* _What this task involves_: Given the listing that follows, report all lines in which the string "another" occurs.

Data in this exercise below:

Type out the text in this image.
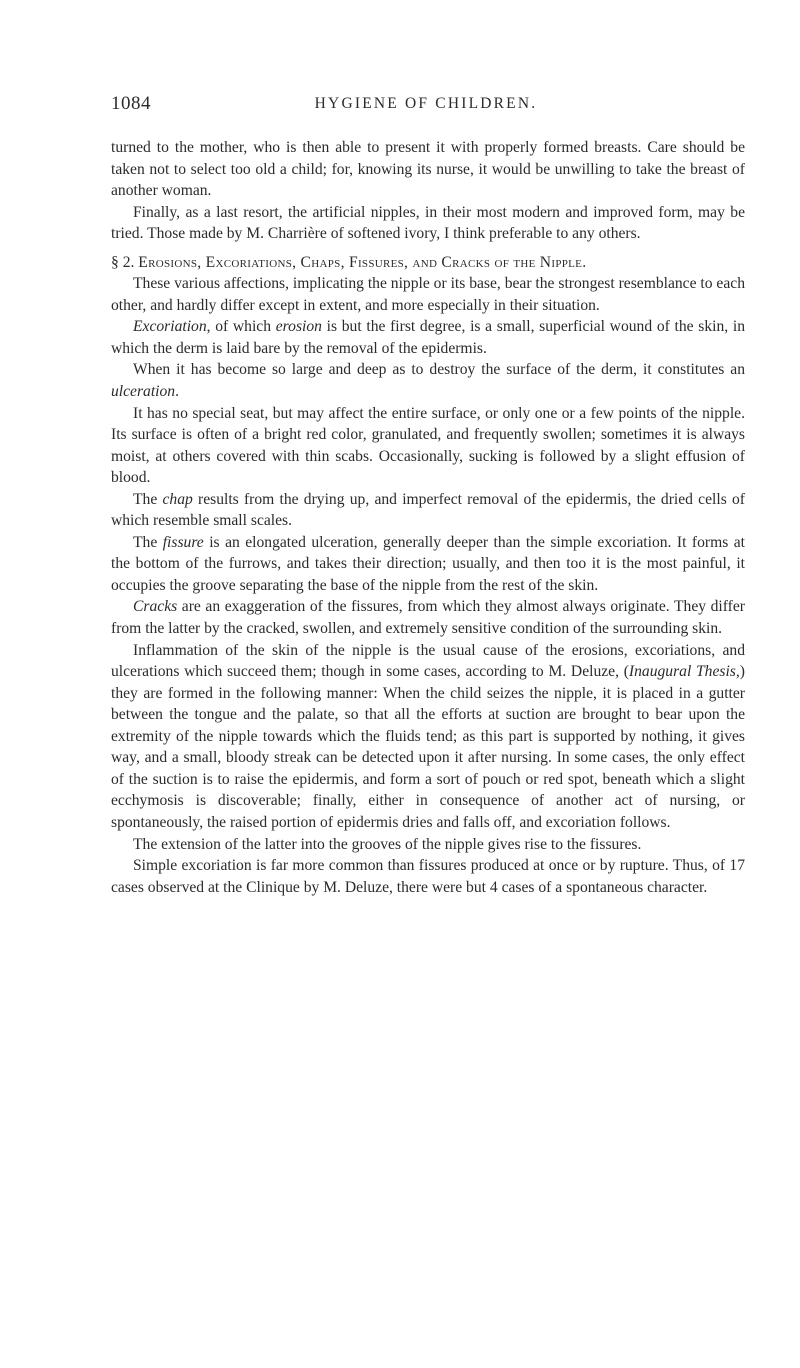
1084	HYGIENE OF CHILDREN.

turned to the mother, who is then able to present it with properly formed breasts. Care should be taken not to select too old a child; for, knowing its nurse, it would be unwilling to take the breast of another woman.

Finally, as a last resort, the artificial nipples, in their most modern and improved form, may be tried. Those made by M. Charrière of softened ivory, I think preferable to any others.

§ 2. Erosions, Excoriations, Chaps, Fissures, and Cracks of the Nipple.

These various affections, implicating the nipple or its base, bear the strongest resemblance to each other, and hardly differ except in extent, and more especially in their situation.

Excoriation, of which erosion is but the first degree, is a small, superficial wound of the skin, in which the derm is laid bare by the removal of the epidermis.

When it has become so large and deep as to destroy the surface of the derm, it constitutes an ulceration.

It has no special seat, but may affect the entire surface, or only one or a few points of the nipple. Its surface is often of a bright red color, granulated, and frequently swollen; sometimes it is always moist, at others covered with thin scabs. Occasionally, sucking is followed by a slight effusion of blood.

The chap results from the drying up, and imperfect removal of the epidermis, the dried cells of which resemble small scales.

The fissure is an elongated ulceration, generally deeper than the simple excoriation. It forms at the bottom of the furrows, and takes their direction; usually, and then too it is the most painful, it occupies the groove separating the base of the nipple from the rest of the skin.

Cracks are an exaggeration of the fissures, from which they almost always originate. They differ from the latter by the cracked, swollen, and extremely sensitive condition of the surrounding skin.

Inflammation of the skin of the nipple is the usual cause of the erosions, excoriations, and ulcerations which succeed them; though in some cases, according to M. Deluze, (Inaugural Thesis,) they are formed in the following manner: When the child seizes the nipple, it is placed in a gutter between the tongue and the palate, so that all the efforts at suction are brought to bear upon the extremity of the nipple towards which the fluids tend; as this part is supported by nothing, it gives way, and a small, bloody streak can be detected upon it after nursing. In some cases, the only effect of the suction is to raise the epidermis, and form a sort of pouch or red spot, beneath which a slight ecchymosis is discoverable; finally, either in consequence of another act of nursing, or spontaneously, the raised portion of epidermis dries and falls off, and excoriation follows.

The extension of the latter into the grooves of the nipple gives rise to the fissures.

Simple excoriation is far more common than fissures produced at once or by rupture. Thus, of 17 cases observed at the Clinique by M. Deluze, there were but 4 cases of a spontaneous character.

End of Data in this exercise.

* _Response to the exercise_:
turned to the mother, who is then able to present it with properly formed breasts. Care should be taken not to select too old a child; for, knowing its nurse, it would be unwilling to take the breast of another woman.
Inflammation of the skin of the nipple is the usual cause of the erosions, excoriations, and ulcerations which succeed them; though in some cases, according to M. Deluze, (Inaugural Thesis,) they are formed in the following manner: When the child seizes the nipple, it is placed in a gutter between the tongue and the palate, so that all the efforts at suction are brought to bear upon the extremity of the nipple towards which the fluids tend; as this part is supported by nothing, it gives way, and a small, bloody streak can be detected upon it after nursing. In some cases, the only effect of the suction is to raise the epidermis, and form a sort of pouch or red spot, beneath which a slight ecchymosis is discoverable; finally, either in consequence of another act of nursing, or spontaneously, the raised portion of epidermis dries and falls off, and excoriation follows.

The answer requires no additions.